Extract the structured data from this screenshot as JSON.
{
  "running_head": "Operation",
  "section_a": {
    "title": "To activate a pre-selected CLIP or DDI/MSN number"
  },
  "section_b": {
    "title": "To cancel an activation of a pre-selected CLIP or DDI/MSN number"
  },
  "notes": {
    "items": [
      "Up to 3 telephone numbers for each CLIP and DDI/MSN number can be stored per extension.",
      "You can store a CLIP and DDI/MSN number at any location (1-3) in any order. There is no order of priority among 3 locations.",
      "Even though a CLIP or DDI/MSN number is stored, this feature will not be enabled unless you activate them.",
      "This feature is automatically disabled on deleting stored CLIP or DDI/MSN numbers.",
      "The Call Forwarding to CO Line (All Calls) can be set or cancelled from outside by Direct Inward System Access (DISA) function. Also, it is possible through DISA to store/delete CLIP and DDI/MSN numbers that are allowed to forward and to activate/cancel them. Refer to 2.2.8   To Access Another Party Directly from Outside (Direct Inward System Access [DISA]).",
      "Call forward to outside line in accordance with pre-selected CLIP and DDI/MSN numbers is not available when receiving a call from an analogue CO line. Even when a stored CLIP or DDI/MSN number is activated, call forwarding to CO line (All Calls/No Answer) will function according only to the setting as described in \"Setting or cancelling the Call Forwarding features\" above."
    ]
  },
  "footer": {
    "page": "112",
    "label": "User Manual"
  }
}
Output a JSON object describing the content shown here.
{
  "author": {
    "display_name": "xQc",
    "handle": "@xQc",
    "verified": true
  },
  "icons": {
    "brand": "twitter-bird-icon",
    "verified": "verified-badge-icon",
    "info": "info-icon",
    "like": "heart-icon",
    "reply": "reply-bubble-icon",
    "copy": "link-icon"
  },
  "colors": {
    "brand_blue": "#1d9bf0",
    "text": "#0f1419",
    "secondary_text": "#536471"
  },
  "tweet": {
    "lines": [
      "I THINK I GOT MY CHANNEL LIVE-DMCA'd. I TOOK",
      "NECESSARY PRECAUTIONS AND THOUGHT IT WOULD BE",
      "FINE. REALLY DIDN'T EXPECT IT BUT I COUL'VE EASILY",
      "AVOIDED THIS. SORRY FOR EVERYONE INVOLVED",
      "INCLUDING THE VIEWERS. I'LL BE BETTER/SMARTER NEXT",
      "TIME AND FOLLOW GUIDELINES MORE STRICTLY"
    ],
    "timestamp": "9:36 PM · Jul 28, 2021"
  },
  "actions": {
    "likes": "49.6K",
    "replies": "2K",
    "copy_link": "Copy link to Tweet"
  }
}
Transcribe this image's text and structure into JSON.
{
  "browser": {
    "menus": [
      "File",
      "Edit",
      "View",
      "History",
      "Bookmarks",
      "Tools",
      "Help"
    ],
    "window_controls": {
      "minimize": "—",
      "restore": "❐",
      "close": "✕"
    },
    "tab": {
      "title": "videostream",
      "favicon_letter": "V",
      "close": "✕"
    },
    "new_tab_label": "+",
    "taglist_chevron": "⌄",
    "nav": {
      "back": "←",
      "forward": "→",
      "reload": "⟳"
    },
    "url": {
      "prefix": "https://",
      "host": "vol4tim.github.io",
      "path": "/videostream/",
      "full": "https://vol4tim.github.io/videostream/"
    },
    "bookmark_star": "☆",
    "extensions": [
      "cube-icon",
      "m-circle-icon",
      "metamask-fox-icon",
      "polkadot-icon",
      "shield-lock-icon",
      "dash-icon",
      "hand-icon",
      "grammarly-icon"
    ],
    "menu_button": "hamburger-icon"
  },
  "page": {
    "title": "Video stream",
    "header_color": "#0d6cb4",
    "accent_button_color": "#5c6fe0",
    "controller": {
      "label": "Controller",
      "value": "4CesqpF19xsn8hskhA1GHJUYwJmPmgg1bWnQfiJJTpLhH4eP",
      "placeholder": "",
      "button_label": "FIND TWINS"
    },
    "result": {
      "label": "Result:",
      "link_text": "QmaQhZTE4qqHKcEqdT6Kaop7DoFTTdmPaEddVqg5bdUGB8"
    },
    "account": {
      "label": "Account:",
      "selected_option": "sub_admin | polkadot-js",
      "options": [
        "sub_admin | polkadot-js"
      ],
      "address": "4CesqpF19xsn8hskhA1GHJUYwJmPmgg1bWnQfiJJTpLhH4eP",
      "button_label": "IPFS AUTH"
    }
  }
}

#####

• _THE TASK_
Look for "polkadot" and pull out every line that has it.

• _THE RESULT_
      "polkadot-icon",
      "selected_option": "sub_admin | polkadot-js",
        "sub_admin | polkadot-js"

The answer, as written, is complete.